TRECHO:
┄┄┄┄┄┄
EMENTA: SEGURO – PROPOSTA – ACEITAÇÃO TÁCITA – VALIDADE – RECIBO DE QUITAÇÃO – COBRANÇA DE DIFERENÇA DO VALOR SEGURADO – POSSIBILIDADE.
EMENTA: SEGURO – PROPOSTA – ACEITAÇÃO TÁCITA – VALIDADE – RECIBO DE QUITAÇÃO – COBRANÇA DE DIFERENÇA DO VALOR SEGURADO – POSSIBILIDADE.
- É válido o contrato de seguro quando não comprova a seguradora que levou ao conhecimento do segurado a sua recusa em aceitar a proposta, e, ao contrário, passa a receber os valores do prêmio, sem nada questionar.
- A companhia de seguro que recebe parcelas do prêmio relativas a uma proposta de seguro, na qual está consignado que a data da vigência da cobertura corresponde à da assinatura da proposta, não pode deixar de pagar a indenização pelo sinistro ocorrido depois, alegando que o contrato somente se perfectibilizaria com a emissão da apólice, pois todo o seu comportamento foi no sentido de que o negócio já era obrigatório desde então.
- A quitação do valor do seguro, estampada no recibo de pagamento assinado pelo beneficiário, tem valor relativo, devendo compreender tão-somente o valor constante no recibo, não afastando o direito do credor de exigir que se complemente ou aperfeiçoe o pagamento, caso este tenha sido incompleto ou inexato.
┄┄┄┄┄┄
REGISTROS DE DADOS:
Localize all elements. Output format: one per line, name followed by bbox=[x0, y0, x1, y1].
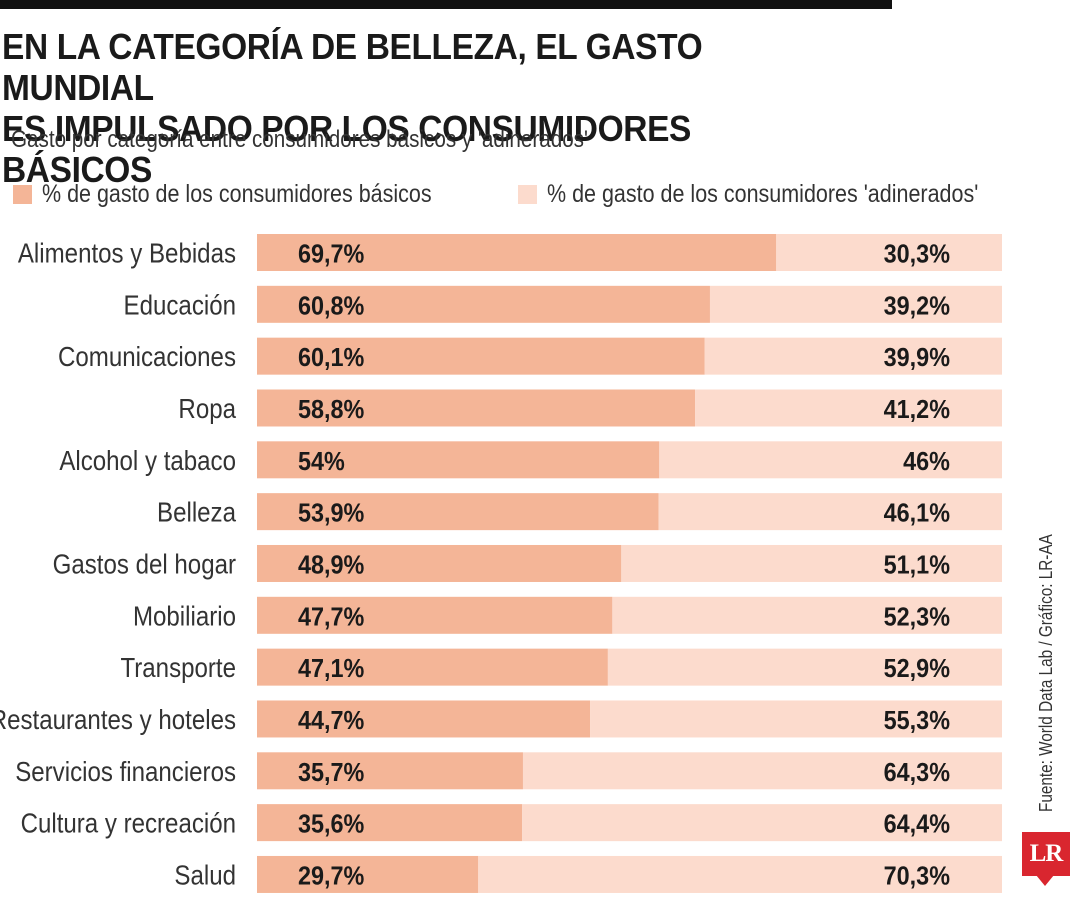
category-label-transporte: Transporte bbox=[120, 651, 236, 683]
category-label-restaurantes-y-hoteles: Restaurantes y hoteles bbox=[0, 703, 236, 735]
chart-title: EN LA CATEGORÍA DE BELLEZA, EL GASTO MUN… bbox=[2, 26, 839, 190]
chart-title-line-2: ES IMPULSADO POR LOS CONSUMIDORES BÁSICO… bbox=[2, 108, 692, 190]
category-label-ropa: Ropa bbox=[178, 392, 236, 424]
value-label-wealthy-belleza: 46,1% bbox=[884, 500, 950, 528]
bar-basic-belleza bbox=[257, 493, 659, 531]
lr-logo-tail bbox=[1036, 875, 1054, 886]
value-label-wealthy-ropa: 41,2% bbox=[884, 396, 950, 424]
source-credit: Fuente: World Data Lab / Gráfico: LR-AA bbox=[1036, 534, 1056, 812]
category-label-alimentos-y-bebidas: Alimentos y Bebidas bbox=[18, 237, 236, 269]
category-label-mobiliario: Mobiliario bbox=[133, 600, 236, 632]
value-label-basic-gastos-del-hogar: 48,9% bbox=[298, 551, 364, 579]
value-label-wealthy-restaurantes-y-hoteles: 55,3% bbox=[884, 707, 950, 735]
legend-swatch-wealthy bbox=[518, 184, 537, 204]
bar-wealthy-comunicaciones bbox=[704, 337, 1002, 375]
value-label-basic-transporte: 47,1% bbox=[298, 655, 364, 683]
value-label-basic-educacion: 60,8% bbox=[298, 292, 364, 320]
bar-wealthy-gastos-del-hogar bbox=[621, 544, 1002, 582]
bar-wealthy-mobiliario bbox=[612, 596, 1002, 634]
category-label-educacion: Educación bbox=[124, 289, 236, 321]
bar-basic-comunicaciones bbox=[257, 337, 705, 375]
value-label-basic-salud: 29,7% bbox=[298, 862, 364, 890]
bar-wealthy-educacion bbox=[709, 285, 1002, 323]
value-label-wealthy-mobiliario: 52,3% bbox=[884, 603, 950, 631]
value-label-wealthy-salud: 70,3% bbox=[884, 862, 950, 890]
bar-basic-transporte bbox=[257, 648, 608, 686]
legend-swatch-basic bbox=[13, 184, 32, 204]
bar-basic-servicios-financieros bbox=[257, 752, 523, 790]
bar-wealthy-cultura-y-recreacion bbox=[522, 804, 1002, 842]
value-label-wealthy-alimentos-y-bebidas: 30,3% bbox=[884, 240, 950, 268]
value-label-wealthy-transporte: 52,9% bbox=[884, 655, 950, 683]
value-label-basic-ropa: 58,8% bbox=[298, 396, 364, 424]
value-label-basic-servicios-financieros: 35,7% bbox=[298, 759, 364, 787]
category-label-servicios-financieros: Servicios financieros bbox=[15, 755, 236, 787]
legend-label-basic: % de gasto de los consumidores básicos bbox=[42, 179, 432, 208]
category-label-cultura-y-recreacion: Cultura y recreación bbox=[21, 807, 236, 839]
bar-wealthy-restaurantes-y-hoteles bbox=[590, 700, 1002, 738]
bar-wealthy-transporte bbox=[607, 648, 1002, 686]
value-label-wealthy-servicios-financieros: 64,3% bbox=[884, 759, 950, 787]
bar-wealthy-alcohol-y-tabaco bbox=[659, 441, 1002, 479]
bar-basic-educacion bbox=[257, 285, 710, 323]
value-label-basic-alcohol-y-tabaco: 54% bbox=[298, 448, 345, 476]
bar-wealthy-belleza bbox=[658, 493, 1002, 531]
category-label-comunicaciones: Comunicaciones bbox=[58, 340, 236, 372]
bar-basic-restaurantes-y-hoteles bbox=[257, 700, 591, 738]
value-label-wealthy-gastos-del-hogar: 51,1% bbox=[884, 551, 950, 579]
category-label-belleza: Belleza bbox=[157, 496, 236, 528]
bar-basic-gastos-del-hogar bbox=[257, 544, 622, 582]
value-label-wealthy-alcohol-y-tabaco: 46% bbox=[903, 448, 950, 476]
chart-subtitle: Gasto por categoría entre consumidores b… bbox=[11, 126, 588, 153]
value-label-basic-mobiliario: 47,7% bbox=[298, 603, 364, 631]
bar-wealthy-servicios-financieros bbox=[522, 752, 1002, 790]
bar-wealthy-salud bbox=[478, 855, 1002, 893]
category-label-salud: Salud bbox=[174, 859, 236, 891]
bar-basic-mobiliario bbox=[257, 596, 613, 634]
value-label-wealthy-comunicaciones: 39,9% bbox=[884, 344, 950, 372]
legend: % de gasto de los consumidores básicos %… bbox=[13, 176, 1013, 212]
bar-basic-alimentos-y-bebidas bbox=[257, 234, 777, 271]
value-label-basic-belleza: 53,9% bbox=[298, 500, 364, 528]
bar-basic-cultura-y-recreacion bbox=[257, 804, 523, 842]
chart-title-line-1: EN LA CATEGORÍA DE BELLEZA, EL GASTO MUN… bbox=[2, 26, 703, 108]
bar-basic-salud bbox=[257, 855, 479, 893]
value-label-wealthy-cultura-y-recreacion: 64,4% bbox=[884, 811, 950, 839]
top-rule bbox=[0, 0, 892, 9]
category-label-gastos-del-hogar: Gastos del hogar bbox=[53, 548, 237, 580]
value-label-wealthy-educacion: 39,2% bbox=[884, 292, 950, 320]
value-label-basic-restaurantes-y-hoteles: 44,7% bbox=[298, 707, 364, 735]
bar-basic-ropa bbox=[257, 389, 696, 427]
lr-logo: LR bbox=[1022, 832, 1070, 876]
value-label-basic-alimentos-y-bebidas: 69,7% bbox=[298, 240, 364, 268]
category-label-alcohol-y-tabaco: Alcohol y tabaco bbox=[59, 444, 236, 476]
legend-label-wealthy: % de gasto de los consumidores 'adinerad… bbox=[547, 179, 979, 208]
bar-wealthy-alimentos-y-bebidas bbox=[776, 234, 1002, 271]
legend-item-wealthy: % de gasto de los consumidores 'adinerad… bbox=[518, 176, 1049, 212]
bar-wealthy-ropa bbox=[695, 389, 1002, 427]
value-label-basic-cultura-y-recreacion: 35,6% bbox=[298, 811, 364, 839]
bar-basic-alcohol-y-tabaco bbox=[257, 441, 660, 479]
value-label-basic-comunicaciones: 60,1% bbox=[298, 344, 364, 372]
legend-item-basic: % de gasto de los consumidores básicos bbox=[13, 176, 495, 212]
┄┄┄┄┄┄
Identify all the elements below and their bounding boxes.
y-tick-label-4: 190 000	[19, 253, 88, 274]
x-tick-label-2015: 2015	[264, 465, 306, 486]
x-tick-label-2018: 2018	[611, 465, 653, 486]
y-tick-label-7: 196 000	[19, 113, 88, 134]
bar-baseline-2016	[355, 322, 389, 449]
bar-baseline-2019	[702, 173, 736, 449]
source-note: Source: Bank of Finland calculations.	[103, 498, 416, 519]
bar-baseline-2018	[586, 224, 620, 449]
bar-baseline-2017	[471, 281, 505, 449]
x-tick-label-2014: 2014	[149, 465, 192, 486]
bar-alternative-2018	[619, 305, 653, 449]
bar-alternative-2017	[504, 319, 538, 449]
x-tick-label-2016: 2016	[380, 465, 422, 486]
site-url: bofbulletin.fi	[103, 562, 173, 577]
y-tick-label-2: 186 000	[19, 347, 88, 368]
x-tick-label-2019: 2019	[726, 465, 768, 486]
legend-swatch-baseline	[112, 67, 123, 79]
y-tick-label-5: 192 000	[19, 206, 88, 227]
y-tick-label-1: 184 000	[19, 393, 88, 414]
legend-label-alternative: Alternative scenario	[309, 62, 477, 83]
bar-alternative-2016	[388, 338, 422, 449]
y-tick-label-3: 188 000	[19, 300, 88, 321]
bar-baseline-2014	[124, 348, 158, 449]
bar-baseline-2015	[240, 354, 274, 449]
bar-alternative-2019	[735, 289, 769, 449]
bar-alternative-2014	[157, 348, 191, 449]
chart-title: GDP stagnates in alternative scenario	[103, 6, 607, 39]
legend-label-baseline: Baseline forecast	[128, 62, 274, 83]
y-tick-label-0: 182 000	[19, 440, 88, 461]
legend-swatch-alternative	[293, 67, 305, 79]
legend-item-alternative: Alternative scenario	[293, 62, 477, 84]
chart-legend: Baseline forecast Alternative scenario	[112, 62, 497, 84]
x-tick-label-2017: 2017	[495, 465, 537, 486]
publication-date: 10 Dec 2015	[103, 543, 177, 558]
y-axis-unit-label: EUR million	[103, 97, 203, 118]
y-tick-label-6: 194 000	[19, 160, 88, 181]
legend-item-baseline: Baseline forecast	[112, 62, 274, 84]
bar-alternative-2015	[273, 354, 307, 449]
┄┄┄┄┄┄
DETALHES DA TAREFA: No trecho sobre contrato de seguro, liste todos os termos que vêm depois de "EMENTA:" e são separados por travessões.

RESPOSTA ESCRITA:
- SEGURO
- PROPOSTA
- ACEITAÇÃO TÁCITA
- VALIDADE
- RECIBO DE QUITAÇÃO
- COBRANÇA DE DIFERENÇA DO VALOR SEGURADO
- POSSIBILIDADE